> **OBJECTIVE**: State the number of lines below in which the word "color" appears. Nothing else belongs in the answer.

> **EXERCISE MATERIAL**:
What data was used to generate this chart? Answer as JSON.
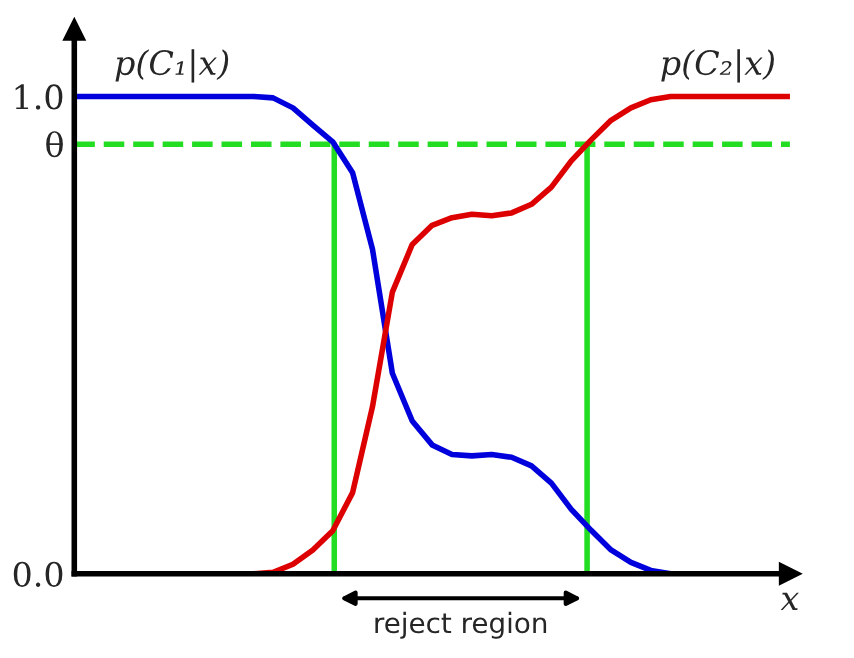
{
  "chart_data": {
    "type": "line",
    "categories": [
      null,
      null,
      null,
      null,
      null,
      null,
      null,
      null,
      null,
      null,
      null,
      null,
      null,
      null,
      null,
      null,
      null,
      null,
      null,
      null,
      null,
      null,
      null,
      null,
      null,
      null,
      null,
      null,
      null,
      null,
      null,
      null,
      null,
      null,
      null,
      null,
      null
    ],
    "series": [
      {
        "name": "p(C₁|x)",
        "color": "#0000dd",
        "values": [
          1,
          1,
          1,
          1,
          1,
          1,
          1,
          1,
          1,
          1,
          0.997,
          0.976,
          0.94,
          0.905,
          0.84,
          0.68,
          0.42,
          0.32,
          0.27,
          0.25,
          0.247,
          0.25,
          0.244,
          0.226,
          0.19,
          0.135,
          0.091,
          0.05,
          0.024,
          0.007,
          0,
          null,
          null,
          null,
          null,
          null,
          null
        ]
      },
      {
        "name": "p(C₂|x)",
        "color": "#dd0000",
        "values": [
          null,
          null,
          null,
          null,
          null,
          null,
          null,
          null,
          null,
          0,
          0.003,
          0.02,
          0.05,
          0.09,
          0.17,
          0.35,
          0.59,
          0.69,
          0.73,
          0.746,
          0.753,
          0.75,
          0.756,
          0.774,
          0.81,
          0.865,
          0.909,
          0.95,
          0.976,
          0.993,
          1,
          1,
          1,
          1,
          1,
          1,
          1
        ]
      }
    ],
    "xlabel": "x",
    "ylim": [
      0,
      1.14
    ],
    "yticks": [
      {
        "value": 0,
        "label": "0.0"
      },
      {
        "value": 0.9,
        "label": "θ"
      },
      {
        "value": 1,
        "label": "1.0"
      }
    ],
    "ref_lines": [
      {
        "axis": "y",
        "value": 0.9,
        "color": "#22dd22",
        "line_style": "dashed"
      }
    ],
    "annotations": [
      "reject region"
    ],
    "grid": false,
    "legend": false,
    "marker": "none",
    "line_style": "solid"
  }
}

> **TASK ANSWER**: 3